EXERCISE DATA:
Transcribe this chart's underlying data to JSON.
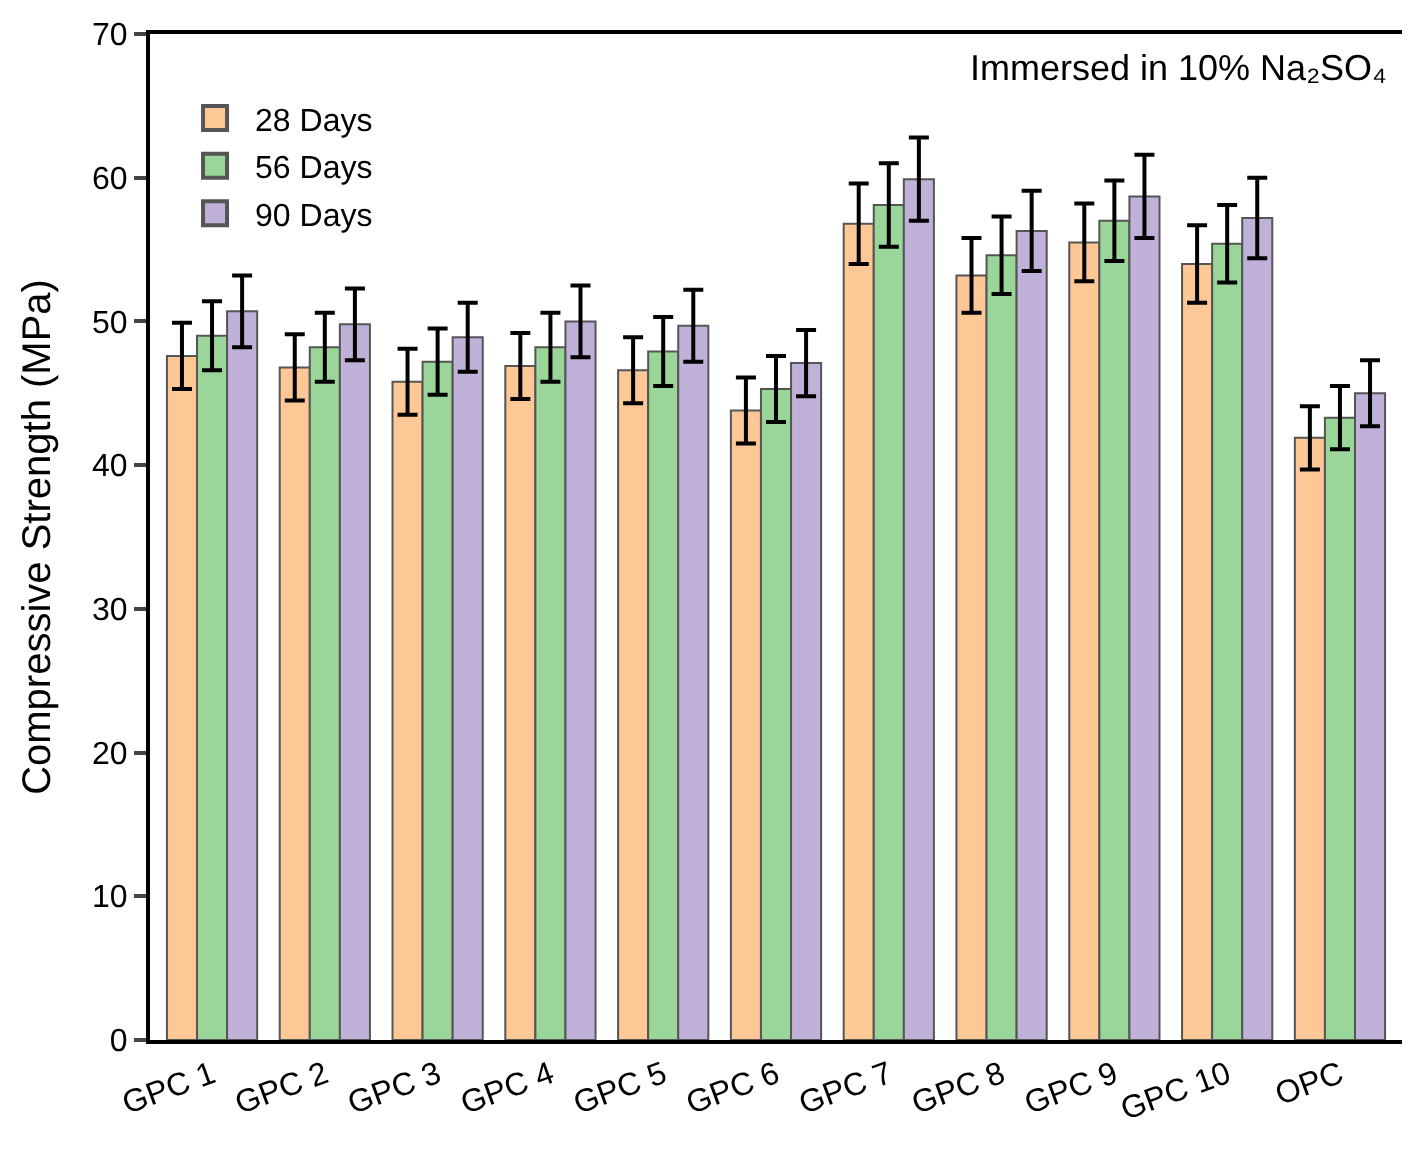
{
  "chart_data": {
    "type": "bar",
    "ylabel": "Compressive Strength (MPa)",
    "annotations": [
      "Immersed in 10% Na₂SO₄"
    ],
    "categories": [
      "GPC 1",
      "GPC 2",
      "GPC 3",
      "GPC 4",
      "GPC 5",
      "GPC 6",
      "GPC 7",
      "GPC 8",
      "GPC 9",
      "GPC 10",
      "OPC"
    ],
    "series": [
      {
        "name": "28 Days",
        "color": "#fdc896",
        "values": [
          47.6,
          46.8,
          45.8,
          46.9,
          46.6,
          43.8,
          56.8,
          53.2,
          55.5,
          54.0,
          41.9
        ],
        "errors": [
          2.3,
          2.3,
          2.3,
          2.3,
          2.3,
          2.3,
          2.8,
          2.6,
          2.7,
          2.7,
          2.2
        ]
      },
      {
        "name": "56 Days",
        "color": "#9ad69a",
        "values": [
          49.0,
          48.2,
          47.2,
          48.2,
          47.9,
          45.3,
          58.1,
          54.6,
          57.0,
          55.4,
          43.3
        ],
        "errors": [
          2.4,
          2.4,
          2.3,
          2.4,
          2.4,
          2.3,
          2.9,
          2.7,
          2.8,
          2.7,
          2.2
        ]
      },
      {
        "name": "90 Days",
        "color": "#c0b1d8",
        "values": [
          50.7,
          49.8,
          48.9,
          50.0,
          49.7,
          47.1,
          59.9,
          56.3,
          58.7,
          57.2,
          45.0
        ],
        "errors": [
          2.5,
          2.5,
          2.4,
          2.5,
          2.5,
          2.3,
          2.9,
          2.8,
          2.9,
          2.8,
          2.3
        ]
      }
    ],
    "ylim": [
      0,
      70
    ],
    "yticks": [
      0,
      10,
      20,
      30,
      40,
      50,
      60,
      70
    ],
    "legend": "top left"
  }
}
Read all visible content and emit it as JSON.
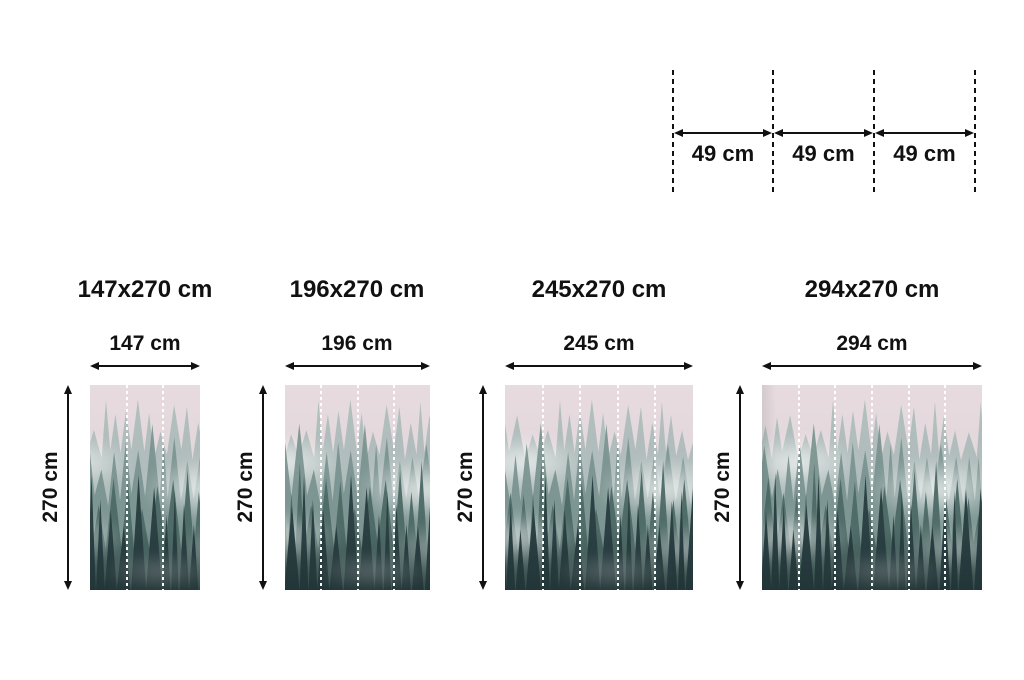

INSTRUCTIONS TO FOLLOW:
Set down the material above as is, without any pictures.

OUTPUT OF THE TASK:
Transcribe this chart's underlying data to JSON.
{
  "chart_data": {
    "type": "bar",
    "ylabel": "Compressive Strength (MPa)",
    "annotations": [
      "Immersed in 10% Na₂SO₄"
    ],
    "categories": [
      "GPC 1",
      "GPC 2",
      "GPC 3",
      "GPC 4",
      "GPC 5",
      "GPC 6",
      "GPC 7",
      "GPC 8",
      "GPC 9",
      "GPC 10",
      "OPC"
    ],
    "series": [
      {
        "name": "28 Days",
        "color": "#fdc896",
        "values": [
          47.6,
          46.8,
          45.8,
          46.9,
          46.6,
          43.8,
          56.8,
          53.2,
          55.5,
          54.0,
          41.9
        ],
        "errors": [
          2.3,
          2.3,
          2.3,
          2.3,
          2.3,
          2.3,
          2.8,
          2.6,
          2.7,
          2.7,
          2.2
        ]
      },
      {
        "name": "56 Days",
        "color": "#9ad69a",
        "values": [
          49.0,
          48.2,
          47.2,
          48.2,
          47.9,
          45.3,
          58.1,
          54.6,
          57.0,
          55.4,
          43.3
        ],
        "errors": [
          2.4,
          2.4,
          2.3,
          2.4,
          2.4,
          2.3,
          2.9,
          2.7,
          2.8,
          2.7,
          2.2
        ]
      },
      {
        "name": "90 Days",
        "color": "#c0b1d8",
        "values": [
          50.7,
          49.8,
          48.9,
          50.0,
          49.7,
          47.1,
          59.9,
          56.3,
          58.7,
          57.2,
          45.0
        ],
        "errors": [
          2.5,
          2.5,
          2.4,
          2.5,
          2.5,
          2.3,
          2.9,
          2.8,
          2.9,
          2.8,
          2.3
        ]
      }
    ],
    "ylim": [
      0,
      70
    ],
    "yticks": [
      0,
      10,
      20,
      30,
      40,
      50,
      60,
      70
    ],
    "legend": "top left"
  }
}
Read all visible content and emit it as JSON.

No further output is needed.